Foi a memória involuntária que, generosa, desatou em mim a Pastelaria Triunfo. No chão da consciência nada consigo localizar, nenhum objeto, para dizer como de súbito a lembrança da pastelaria me apareceu trinta anos depois. Proust, num dia triste e com a perspectiva de mais um dia sombrio, bebeu sem vontade uma colherada de chá onde deixara amolecer um pedaço de madeleine — bolinho de farinha de trigo, ovos e açúcar, semelhante à delícia que chamamos de brevidade —, e com esse gesto prosaico mudou a literatura do mundo.
(Ironicamente logo te esqueceremos, brevidade. Onde a memória de teu gosto, quimicamente corrompido por brometos, conservantes, artifícios, baunilhas indignas? A farinha de trigo deixou de ser farinha de trigo — é uma ignomínia de pó, que moinhos controlados por computadores nos oferecem e aceitamos. Os ovos são de galinhas mecânicas, e como é repugnante, da cor de olhos ictéricos, o amarelo das gemas, pois não existem mais galinhas de quintal, nem quintais, ora, deixemos de tolices, aqui a falar de gemas que eram gemas, coradinhas etc. E quanto ao açúcar, no comments.)

Registros fornecidos:

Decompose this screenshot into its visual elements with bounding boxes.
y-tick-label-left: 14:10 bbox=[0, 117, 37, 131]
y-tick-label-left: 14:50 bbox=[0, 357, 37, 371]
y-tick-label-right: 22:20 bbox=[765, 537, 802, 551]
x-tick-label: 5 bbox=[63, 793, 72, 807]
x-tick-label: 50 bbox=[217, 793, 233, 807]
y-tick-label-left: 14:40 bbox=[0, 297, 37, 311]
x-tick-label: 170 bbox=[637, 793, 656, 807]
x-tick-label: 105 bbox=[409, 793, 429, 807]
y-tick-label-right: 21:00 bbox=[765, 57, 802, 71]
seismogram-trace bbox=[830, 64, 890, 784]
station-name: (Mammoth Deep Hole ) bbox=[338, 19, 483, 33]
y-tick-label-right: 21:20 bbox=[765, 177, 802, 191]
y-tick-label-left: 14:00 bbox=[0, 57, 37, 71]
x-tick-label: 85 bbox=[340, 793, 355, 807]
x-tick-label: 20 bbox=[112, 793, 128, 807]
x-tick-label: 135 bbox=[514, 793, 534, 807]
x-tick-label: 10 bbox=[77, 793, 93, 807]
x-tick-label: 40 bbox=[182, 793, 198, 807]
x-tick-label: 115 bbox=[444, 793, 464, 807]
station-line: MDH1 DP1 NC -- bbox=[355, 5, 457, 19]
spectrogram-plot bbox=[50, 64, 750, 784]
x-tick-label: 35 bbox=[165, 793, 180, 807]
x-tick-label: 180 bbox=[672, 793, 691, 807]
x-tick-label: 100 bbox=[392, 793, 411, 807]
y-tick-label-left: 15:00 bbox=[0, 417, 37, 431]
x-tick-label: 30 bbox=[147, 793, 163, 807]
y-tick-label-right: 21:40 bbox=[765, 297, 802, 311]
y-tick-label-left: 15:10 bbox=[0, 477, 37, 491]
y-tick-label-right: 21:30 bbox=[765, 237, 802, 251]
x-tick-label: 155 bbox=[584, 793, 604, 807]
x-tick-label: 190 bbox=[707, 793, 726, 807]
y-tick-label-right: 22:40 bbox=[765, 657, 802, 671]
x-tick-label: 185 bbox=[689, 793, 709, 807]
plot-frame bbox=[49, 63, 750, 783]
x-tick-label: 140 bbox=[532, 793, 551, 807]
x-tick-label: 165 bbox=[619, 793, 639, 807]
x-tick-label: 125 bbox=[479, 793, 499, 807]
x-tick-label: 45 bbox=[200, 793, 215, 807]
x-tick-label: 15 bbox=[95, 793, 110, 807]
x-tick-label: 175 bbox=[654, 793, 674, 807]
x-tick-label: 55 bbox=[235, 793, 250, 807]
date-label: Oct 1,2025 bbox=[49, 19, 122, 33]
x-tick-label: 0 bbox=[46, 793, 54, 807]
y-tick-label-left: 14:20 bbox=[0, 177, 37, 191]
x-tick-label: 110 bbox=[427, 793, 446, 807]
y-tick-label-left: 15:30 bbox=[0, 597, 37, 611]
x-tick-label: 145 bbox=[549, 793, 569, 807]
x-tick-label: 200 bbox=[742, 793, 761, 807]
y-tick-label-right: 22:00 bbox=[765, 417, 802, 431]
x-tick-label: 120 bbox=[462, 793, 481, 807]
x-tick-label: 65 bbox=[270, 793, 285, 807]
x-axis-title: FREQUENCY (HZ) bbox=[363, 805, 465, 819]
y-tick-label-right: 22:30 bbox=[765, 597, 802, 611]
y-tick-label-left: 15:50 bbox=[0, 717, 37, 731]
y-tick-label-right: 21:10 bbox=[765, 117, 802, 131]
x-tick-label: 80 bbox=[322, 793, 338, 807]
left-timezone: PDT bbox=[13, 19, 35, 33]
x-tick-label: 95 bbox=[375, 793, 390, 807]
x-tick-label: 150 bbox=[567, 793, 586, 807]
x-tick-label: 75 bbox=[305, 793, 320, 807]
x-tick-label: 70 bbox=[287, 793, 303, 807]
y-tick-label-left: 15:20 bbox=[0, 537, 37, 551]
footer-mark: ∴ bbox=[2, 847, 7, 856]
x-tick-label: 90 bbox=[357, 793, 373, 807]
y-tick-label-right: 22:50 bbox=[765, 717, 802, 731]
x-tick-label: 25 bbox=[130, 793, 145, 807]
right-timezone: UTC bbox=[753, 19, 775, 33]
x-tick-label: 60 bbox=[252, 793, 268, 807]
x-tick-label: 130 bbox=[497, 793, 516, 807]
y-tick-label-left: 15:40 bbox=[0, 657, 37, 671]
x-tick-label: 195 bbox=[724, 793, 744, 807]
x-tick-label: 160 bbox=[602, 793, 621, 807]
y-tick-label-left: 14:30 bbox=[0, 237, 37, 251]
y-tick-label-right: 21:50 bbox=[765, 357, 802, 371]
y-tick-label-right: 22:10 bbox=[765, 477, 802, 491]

Tarefa:
Dê a continuação do texto sobre a Pastelaria Triunfo, começando logo depois da última frase apresentada.

Resposta à tarefa:
Não resisto e transcrevo, na excelente tradução de Mario Quintana, o que diz Proust em Du côté du chez Swann, o primeiro volume da Recherche: “[…] no mesmo instante em que aquele gole, de envolta com as migalhas do bolo, tocou o meu paladar, estremeci, atento ao que se passava de extraordinário em mim. Invadira-me um prazer delicioso, isolado, sem noção de sua causa. Esse prazer logo me tornava indiferentes as vicissitudes da vida, inofensivos os seus desastres […] tal como o faz o amor, enchendo-me de uma preciosa essência: ou antes, essa essência não estava em mim; era eu mesmo”.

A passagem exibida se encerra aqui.